Excerpt from a dataset
>> begin

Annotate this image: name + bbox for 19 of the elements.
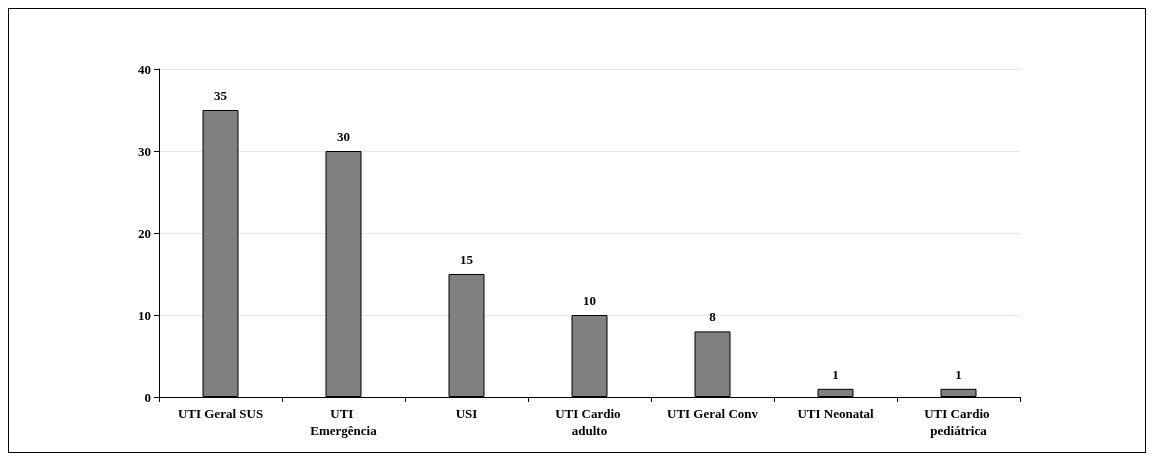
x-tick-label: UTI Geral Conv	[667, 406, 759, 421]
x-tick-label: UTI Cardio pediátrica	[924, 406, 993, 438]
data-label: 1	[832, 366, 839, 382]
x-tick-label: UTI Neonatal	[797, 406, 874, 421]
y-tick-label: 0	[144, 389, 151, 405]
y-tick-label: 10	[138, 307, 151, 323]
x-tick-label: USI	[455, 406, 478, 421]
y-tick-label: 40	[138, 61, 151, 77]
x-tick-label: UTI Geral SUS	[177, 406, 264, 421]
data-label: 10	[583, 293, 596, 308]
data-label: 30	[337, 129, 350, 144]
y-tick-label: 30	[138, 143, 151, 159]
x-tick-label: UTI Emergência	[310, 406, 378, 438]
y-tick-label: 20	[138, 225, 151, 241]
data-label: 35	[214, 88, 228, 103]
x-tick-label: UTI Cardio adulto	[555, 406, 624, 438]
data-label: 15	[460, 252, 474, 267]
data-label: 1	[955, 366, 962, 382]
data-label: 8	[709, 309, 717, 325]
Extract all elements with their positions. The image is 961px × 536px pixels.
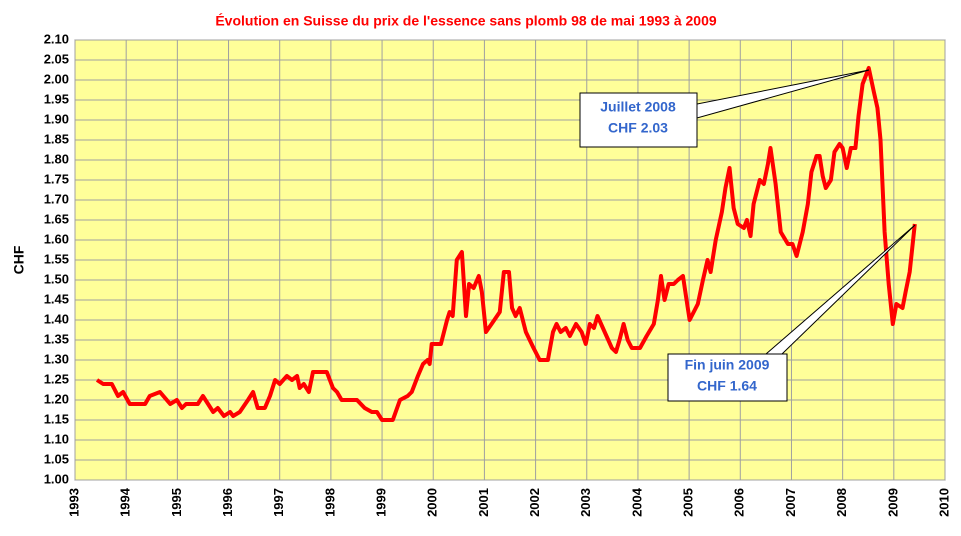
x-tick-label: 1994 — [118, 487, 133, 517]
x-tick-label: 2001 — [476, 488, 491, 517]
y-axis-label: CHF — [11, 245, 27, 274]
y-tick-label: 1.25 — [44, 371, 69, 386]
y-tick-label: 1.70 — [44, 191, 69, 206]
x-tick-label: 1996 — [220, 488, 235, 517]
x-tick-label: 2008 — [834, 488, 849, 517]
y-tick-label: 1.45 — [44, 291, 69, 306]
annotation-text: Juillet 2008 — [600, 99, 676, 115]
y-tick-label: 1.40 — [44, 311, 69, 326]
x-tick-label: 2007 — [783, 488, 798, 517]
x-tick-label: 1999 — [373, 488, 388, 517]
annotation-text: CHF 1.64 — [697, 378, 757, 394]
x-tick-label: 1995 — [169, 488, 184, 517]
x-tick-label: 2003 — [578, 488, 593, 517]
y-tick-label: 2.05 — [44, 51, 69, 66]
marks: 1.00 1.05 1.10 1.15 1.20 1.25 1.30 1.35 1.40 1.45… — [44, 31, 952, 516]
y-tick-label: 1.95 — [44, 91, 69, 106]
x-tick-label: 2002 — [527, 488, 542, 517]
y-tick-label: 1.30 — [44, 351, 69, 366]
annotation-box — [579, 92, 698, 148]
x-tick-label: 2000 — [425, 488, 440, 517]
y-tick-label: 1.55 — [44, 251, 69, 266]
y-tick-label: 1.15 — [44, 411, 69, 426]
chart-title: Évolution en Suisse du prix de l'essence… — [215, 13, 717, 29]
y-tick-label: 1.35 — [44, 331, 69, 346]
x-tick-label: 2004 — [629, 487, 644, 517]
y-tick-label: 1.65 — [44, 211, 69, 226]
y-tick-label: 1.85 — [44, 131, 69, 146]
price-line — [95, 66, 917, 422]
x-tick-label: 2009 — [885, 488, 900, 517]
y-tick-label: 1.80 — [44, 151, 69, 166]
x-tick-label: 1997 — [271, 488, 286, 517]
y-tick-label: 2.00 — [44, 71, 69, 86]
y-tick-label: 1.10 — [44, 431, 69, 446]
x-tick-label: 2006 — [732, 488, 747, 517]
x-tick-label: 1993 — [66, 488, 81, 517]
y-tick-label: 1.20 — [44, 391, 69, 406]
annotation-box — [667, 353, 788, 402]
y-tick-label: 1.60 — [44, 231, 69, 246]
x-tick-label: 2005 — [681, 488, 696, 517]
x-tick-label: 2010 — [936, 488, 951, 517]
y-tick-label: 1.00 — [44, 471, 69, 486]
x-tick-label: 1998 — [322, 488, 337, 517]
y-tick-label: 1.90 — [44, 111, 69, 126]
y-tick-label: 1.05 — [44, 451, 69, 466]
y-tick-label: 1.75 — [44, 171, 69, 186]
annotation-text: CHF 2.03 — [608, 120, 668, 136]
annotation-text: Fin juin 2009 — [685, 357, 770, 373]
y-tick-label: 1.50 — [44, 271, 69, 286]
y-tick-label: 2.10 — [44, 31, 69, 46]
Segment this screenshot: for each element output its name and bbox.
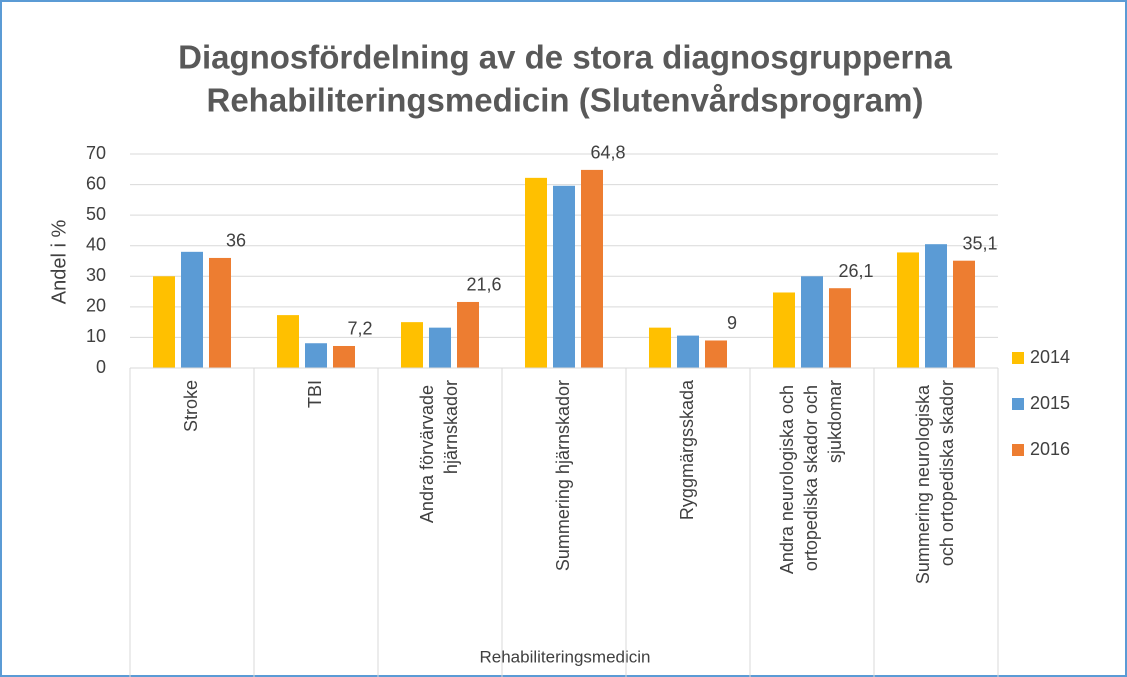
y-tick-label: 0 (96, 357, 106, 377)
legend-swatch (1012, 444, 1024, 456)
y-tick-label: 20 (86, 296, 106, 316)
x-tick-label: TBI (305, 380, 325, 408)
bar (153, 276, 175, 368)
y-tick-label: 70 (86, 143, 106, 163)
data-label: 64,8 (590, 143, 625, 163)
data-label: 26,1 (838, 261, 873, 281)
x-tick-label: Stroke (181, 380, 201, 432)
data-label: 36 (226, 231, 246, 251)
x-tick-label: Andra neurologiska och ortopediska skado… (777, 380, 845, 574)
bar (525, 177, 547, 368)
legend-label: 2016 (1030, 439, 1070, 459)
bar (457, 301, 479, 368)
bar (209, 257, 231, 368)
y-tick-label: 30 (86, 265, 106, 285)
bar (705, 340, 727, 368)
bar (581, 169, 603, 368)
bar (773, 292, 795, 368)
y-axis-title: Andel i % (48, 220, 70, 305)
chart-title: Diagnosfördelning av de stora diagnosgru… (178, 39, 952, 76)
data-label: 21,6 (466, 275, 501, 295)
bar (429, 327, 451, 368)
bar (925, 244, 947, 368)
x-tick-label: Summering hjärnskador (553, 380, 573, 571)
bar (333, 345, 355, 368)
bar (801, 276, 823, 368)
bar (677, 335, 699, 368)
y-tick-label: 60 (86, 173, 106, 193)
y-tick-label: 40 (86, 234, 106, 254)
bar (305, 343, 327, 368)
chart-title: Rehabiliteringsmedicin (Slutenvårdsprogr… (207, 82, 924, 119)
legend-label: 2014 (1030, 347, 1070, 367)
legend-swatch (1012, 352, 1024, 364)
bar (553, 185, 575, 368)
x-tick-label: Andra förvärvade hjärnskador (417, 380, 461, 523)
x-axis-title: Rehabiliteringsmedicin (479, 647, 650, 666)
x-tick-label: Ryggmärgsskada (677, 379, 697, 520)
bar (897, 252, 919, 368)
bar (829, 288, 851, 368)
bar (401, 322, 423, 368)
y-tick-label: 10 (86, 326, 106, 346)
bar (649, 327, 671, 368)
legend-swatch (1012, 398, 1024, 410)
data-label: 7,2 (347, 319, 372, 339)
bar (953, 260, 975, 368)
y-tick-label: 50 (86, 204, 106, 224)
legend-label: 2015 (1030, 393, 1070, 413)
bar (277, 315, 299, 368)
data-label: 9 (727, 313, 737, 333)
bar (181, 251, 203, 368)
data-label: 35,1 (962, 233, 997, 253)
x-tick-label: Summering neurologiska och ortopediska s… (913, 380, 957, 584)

>> end

Problem requirements =
Count the lines in the rows above that contain the string "chart". Reply with the number only.

The solution =
3